- [STATED GOAL]: Quote the records below in full, exactly as given, with the images taken out.

## start SOURCE MATERIAL

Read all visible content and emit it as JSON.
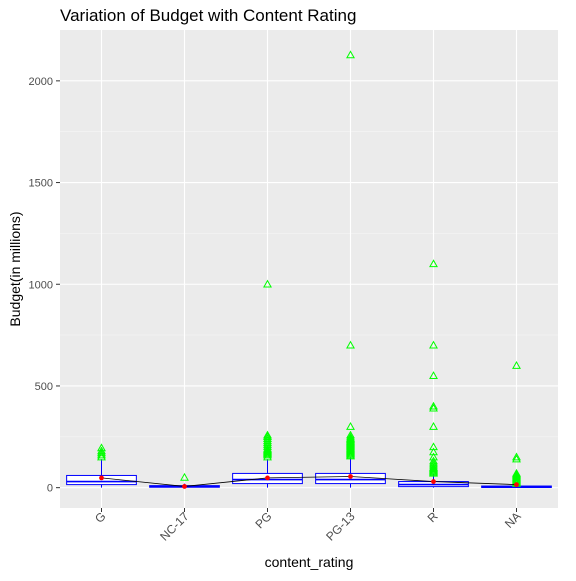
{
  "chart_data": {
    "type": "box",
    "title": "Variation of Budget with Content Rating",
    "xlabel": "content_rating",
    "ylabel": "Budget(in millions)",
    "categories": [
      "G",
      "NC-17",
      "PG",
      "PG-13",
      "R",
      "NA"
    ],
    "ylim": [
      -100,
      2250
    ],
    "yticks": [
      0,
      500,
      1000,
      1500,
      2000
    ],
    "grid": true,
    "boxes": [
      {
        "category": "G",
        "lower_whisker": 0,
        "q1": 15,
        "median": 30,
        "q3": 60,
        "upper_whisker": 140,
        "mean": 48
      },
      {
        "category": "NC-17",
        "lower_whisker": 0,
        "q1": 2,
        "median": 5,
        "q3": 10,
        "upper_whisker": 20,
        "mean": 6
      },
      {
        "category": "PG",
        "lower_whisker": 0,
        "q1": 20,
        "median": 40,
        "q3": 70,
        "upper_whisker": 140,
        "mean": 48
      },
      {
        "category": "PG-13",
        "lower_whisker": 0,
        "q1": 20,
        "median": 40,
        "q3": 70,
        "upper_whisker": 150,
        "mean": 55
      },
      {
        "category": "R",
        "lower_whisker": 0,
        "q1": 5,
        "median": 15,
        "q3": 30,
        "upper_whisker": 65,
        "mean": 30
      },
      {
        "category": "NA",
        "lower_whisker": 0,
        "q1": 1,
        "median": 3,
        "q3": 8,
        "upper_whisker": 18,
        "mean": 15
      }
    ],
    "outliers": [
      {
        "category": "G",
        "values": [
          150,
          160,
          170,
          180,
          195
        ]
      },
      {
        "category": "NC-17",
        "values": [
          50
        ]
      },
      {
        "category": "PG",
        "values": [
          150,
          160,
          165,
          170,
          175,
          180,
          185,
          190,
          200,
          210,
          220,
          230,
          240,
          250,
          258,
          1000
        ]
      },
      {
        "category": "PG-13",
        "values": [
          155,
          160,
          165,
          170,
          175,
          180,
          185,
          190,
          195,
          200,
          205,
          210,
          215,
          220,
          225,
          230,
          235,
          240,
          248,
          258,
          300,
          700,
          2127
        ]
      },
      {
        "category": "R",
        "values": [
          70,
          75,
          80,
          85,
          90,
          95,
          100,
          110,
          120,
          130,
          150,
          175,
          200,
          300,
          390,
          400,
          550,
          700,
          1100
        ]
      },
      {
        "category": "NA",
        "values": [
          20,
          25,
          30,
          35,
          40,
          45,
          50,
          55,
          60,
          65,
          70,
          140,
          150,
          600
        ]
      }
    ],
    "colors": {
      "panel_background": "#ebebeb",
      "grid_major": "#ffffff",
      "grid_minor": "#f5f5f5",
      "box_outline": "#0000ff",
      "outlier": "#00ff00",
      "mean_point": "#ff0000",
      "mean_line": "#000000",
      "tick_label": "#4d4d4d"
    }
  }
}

## end SOURCE MATERIAL

- [EXPECTED ANSWER]:
Read all visible content and emit it as JSON.
{
  "chart_data": {
    "type": "box",
    "title": "Variation of Budget with Content Rating",
    "xlabel": "content_rating",
    "ylabel": "Budget(in millions)",
    "categories": [
      "G",
      "NC-17",
      "PG",
      "PG-13",
      "R",
      "NA"
    ],
    "ylim": [
      -100,
      2250
    ],
    "yticks": [
      0,
      500,
      1000,
      1500,
      2000
    ],
    "grid": true,
    "boxes": [
      {
        "category": "G",
        "lower_whisker": 0,
        "q1": 15,
        "median": 30,
        "q3": 60,
        "upper_whisker": 140,
        "mean": 48
      },
      {
        "category": "NC-17",
        "lower_whisker": 0,
        "q1": 2,
        "median": 5,
        "q3": 10,
        "upper_whisker": 20,
        "mean": 6
      },
      {
        "category": "PG",
        "lower_whisker": 0,
        "q1": 20,
        "median": 40,
        "q3": 70,
        "upper_whisker": 140,
        "mean": 48
      },
      {
        "category": "PG-13",
        "lower_whisker": 0,
        "q1": 20,
        "median": 40,
        "q3": 70,
        "upper_whisker": 150,
        "mean": 55
      },
      {
        "category": "R",
        "lower_whisker": 0,
        "q1": 5,
        "median": 15,
        "q3": 30,
        "upper_whisker": 65,
        "mean": 30
      },
      {
        "category": "NA",
        "lower_whisker": 0,
        "q1": 1,
        "median": 3,
        "q3": 8,
        "upper_whisker": 18,
        "mean": 15
      }
    ],
    "outliers": [
      {
        "category": "G",
        "values": [
          150,
          160,
          170,
          180,
          195
        ]
      },
      {
        "category": "NC-17",
        "values": [
          50
        ]
      },
      {
        "category": "PG",
        "values": [
          150,
          160,
          165,
          170,
          175,
          180,
          185,
          190,
          200,
          210,
          220,
          230,
          240,
          250,
          258,
          1000
        ]
      },
      {
        "category": "PG-13",
        "values": [
          155,
          160,
          165,
          170,
          175,
          180,
          185,
          190,
          195,
          200,
          205,
          210,
          215,
          220,
          225,
          230,
          235,
          240,
          248,
          258,
          300,
          700,
          2127
        ]
      },
      {
        "category": "R",
        "values": [
          70,
          75,
          80,
          85,
          90,
          95,
          100,
          110,
          120,
          130,
          150,
          175,
          200,
          300,
          390,
          400,
          550,
          700,
          1100
        ]
      },
      {
        "category": "NA",
        "values": [
          20,
          25,
          30,
          35,
          40,
          45,
          50,
          55,
          60,
          65,
          70,
          140,
          150,
          600
        ]
      }
    ],
    "colors": {
      "panel_background": "#ebebeb",
      "grid_major": "#ffffff",
      "grid_minor": "#f5f5f5",
      "box_outline": "#0000ff",
      "outlier": "#00ff00",
      "mean_point": "#ff0000",
      "mean_line": "#000000",
      "tick_label": "#4d4d4d"
    }
  }
}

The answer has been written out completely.